(Stored data)
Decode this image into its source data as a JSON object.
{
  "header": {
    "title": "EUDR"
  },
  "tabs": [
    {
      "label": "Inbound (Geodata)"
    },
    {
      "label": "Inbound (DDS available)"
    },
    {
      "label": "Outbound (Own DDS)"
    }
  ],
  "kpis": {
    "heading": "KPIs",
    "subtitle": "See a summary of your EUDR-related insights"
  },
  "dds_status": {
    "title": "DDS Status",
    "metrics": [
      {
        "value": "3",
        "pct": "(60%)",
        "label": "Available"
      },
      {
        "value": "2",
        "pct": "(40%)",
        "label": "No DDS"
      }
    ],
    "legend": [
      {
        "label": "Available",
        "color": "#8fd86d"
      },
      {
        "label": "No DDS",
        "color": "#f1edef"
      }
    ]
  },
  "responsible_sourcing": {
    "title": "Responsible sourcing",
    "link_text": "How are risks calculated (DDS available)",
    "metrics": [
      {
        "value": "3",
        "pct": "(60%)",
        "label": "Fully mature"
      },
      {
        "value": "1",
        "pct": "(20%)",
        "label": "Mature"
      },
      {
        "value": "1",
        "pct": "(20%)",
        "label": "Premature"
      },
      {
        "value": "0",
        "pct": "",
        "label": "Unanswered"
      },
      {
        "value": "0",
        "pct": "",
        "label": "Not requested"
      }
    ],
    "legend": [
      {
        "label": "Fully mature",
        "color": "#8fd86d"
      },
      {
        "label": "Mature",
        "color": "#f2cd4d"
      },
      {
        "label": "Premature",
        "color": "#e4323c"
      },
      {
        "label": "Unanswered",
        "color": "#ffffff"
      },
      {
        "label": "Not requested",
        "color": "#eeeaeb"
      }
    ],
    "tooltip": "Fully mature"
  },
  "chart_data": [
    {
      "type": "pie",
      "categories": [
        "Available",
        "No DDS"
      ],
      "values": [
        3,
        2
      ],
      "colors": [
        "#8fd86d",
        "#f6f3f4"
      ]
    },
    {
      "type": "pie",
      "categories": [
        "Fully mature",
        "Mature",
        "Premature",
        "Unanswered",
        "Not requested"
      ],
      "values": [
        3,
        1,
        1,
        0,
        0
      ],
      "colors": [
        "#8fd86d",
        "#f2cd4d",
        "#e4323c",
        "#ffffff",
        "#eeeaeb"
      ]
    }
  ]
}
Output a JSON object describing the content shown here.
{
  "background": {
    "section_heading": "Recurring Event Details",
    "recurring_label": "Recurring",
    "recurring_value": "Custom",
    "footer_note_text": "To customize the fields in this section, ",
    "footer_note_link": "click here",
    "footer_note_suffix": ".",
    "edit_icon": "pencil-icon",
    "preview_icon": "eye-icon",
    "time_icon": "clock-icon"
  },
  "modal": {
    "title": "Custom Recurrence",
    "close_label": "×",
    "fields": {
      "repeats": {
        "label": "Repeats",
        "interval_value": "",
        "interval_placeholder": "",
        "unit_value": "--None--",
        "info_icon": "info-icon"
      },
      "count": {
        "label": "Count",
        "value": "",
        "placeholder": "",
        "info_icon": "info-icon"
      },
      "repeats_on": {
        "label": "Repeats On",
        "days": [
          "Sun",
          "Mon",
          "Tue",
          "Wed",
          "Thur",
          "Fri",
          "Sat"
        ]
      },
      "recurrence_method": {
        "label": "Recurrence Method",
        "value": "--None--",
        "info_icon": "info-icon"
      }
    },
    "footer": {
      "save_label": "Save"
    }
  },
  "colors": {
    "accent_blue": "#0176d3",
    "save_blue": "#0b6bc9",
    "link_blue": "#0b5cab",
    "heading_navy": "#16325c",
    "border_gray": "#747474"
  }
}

Request ▸ Reproduce the records above exactly.

Result of this task ▸
Decode this image into its source data as a JSON object.
{
  "header": {
    "title": "EUDR"
  },
  "tabs": [
    {
      "label": "Inbound (Geodata)"
    },
    {
      "label": "Inbound (DDS available)"
    },
    {
      "label": "Outbound (Own DDS)"
    }
  ],
  "kpis": {
    "heading": "KPIs",
    "subtitle": "See a summary of your EUDR-related insights"
  },
  "dds_status": {
    "title": "DDS Status",
    "metrics": [
      {
        "value": "3",
        "pct": "(60%)",
        "label": "Available"
      },
      {
        "value": "2",
        "pct": "(40%)",
        "label": "No DDS"
      }
    ],
    "legend": [
      {
        "label": "Available",
        "color": "#8fd86d"
      },
      {
        "label": "No DDS",
        "color": "#f1edef"
      }
    ]
  },
  "responsible_sourcing": {
    "title": "Responsible sourcing",
    "link_text": "How are risks calculated (DDS available)",
    "metrics": [
      {
        "value": "3",
        "pct": "(60%)",
        "label": "Fully mature"
      },
      {
        "value": "1",
        "pct": "(20%)",
        "label": "Mature"
      },
      {
        "value": "1",
        "pct": "(20%)",
        "label": "Premature"
      },
      {
        "value": "0",
        "pct": "",
        "label": "Unanswered"
      },
      {
        "value": "0",
        "pct": "",
        "label": "Not requested"
      }
    ],
    "legend": [
      {
        "label": "Fully mature",
        "color": "#8fd86d"
      },
      {
        "label": "Mature",
        "color": "#f2cd4d"
      },
      {
        "label": "Premature",
        "color": "#e4323c"
      },
      {
        "label": "Unanswered",
        "color": "#ffffff"
      },
      {
        "label": "Not requested",
        "color": "#eeeaeb"
      }
    ],
    "tooltip": "Fully mature"
  },
  "chart_data": [
    {
      "type": "pie",
      "categories": [
        "Available",
        "No DDS"
      ],
      "values": [
        3,
        2
      ],
      "colors": [
        "#8fd86d",
        "#f6f3f4"
      ]
    },
    {
      "type": "pie",
      "categories": [
        "Fully mature",
        "Mature",
        "Premature",
        "Unanswered",
        "Not requested"
      ],
      "values": [
        3,
        1,
        1,
        0,
        0
      ],
      "colors": [
        "#8fd86d",
        "#f2cd4d",
        "#e4323c",
        "#ffffff",
        "#eeeaeb"
      ]
    }
  ]
}
Output a JSON object describing the content shown here.
{
  "background": {
    "section_heading": "Recurring Event Details",
    "recurring_label": "Recurring",
    "recurring_value": "Custom",
    "footer_note_text": "To customize the fields in this section, ",
    "footer_note_link": "click here",
    "footer_note_suffix": ".",
    "edit_icon": "pencil-icon",
    "preview_icon": "eye-icon",
    "time_icon": "clock-icon"
  },
  "modal": {
    "title": "Custom Recurrence",
    "close_label": "×",
    "fields": {
      "repeats": {
        "label": "Repeats",
        "interval_value": "",
        "interval_placeholder": "",
        "unit_value": "--None--",
        "info_icon": "info-icon"
      },
      "count": {
        "label": "Count",
        "value": "",
        "placeholder": "",
        "info_icon": "info-icon"
      },
      "repeats_on": {
        "label": "Repeats On",
        "days": [
          "Sun",
          "Mon",
          "Tue",
          "Wed",
          "Thur",
          "Fri",
          "Sat"
        ]
      },
      "recurrence_method": {
        "label": "Recurrence Method",
        "value": "--None--",
        "info_icon": "info-icon"
      }
    },
    "footer": {
      "save_label": "Save"
    }
  },
  "colors": {
    "accent_blue": "#0176d3",
    "save_blue": "#0b6bc9",
    "link_blue": "#0b5cab",
    "heading_navy": "#16325c",
    "border_gray": "#747474"
  }
}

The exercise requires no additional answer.